Brief: Retype the passage of the comfort food conversation from "M: Things that" to "made from potatoes." precisely as it appears.

Text shown:

M: Things that just taste good. Basically, comfort food -- the essence of it -- is what we're all going back to. It's food that is what it is. So like, if it's mashed potatoes, you don't need a whole lot of stuff added to it. You want to know you're eating potatoes. It's the same thing with a French fry, you just want a great French fry with just the right amount of salt on it.


A: You have French fries on your regular menu, right?


M: [nodding] We love French fries.


A: That's one of the comfort foods I missed in this issue ... But one of these days, I want to do something on where you can find good French fries, the kind that you can tell are really made from potatoes.


M: And you really taste the potatoes. [Chef] Kevin Gillespie is a great one to talk to about potatoes, because he has a way -- he made them for us the other day, and we just said, oh, my goodness, these are to die for ... They're really good. And they had just the right amount of salt on them. But if the ingredients are great, and they get to taste like what they are, that's comfort food.


A: Yeah, and I think the things that are cooked a long time, like you were saying, they're warm, they're tender, and the flavors have merged and blended, condensed and reduced down to their essence ... I'm thinking, like, roasts. Roasted something. So you've got the really rich pan juices and the flavors that merge with the meat and the vegetables, and everything influences everything else, and it works.


M: My sister-in-law and I were ... talking about [William's] Aunt Nell's Sunday Pot Roast. She lived in Memphis. And we both said that if we could order anything at all for comfort food, that's what we would have.


A: Pot roast. Yeah. How did she make it?


M: She would start the night before. She'd brown a really fat, cheap piece of beef.


A: That's the thing for pot roast.


M: She said you had to have that bone, and you had to have that fat. She was total believer in it. She'd salt and pepper it heavily, brown it at high heat, put it in the oven -- she never used any wine, she'd just put in some water, and the vegetables. She'd put it in a 200- or 250-degree oven overnight.


A: Did she cook it uncovered or covered?


M: Covered, in a big, old, heavy cast iron pot. It was unbelievable ...





M: [to William, who joined the conversation] We're talking about comfort food.


A: Yes, if I threw that term out to you, William, what comes to mind?


William: Well, you know what I think it is, Ann -- I think comfort food has to be part of the memory bank. I don't think you could go to Russia and have a dish with a name you didn't know, and a piece of meat you hadn't had, and vegetables that were unfamiliar -- I don't think that could be comfort food ... Sometimes, I think, well, it's simple food that's neat and savory. But I think it's a food that makes a "ching-ching" in your memory bank. I feel pretty good with that idea. And then when I start thinking about it, and people talk about meatloaf -- well, I don't think meatloaf would be a comfort food to someone who grew up as a vegetarian. Even if they've made the shift [to eating meat], I don't think it would work for them. I think they'd go back to a nut loaf, or something like that.

Raw records:
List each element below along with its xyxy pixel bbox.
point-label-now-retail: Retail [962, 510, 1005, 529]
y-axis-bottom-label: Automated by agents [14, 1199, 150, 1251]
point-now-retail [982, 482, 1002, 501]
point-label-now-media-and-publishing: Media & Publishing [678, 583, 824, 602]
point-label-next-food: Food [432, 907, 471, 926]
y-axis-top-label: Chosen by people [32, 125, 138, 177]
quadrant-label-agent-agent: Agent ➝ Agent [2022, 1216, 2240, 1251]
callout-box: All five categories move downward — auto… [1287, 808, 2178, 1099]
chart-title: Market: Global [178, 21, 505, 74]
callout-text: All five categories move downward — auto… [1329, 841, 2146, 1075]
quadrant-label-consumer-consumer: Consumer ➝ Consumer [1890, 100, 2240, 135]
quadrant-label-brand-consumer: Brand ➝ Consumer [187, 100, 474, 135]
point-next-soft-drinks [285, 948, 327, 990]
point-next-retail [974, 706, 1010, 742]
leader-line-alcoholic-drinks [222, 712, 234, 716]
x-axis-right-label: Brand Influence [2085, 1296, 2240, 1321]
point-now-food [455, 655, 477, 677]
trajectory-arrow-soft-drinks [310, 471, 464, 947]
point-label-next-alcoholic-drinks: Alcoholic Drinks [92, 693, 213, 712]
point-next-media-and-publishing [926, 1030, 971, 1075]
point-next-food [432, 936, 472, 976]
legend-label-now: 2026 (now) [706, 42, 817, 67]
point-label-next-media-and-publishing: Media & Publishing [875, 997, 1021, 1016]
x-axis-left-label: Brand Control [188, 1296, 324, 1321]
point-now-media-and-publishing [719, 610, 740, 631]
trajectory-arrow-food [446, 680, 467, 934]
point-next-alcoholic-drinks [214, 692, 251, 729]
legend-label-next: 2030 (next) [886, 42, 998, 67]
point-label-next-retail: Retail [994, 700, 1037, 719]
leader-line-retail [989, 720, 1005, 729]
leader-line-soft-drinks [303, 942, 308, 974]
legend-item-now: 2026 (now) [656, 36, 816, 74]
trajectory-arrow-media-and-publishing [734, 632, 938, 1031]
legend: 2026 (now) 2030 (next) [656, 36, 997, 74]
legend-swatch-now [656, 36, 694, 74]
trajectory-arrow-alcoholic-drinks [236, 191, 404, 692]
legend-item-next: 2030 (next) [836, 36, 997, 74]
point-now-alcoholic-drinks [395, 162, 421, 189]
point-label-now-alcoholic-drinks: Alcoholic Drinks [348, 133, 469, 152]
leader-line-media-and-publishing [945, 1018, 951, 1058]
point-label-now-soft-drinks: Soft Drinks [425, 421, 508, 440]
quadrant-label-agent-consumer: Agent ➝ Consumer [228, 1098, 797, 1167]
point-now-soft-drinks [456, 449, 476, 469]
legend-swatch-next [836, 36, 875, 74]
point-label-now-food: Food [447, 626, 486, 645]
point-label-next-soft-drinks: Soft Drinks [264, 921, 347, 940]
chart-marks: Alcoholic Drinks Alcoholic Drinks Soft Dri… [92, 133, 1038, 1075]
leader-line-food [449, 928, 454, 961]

Response below:
M: Things that just taste good. Basically, comfort food -- the essence of it -- is what we're all going back to. It's food that is what it is. So like, if it's mashed potatoes, you don't need a whole lot of stuff added to it. You want to know you're eating potatoes. It's the same thing with a French fry, you just want a great French fry with just the right amount of salt on it.


A: You have French fries on your regular menu, right?


M: [nodding] We love French fries.


A: That's one of the comfort foods I missed in this issue ... But one of these days, I want to do something on where you can find good French fries, the kind that you can tell are really made from potatoes.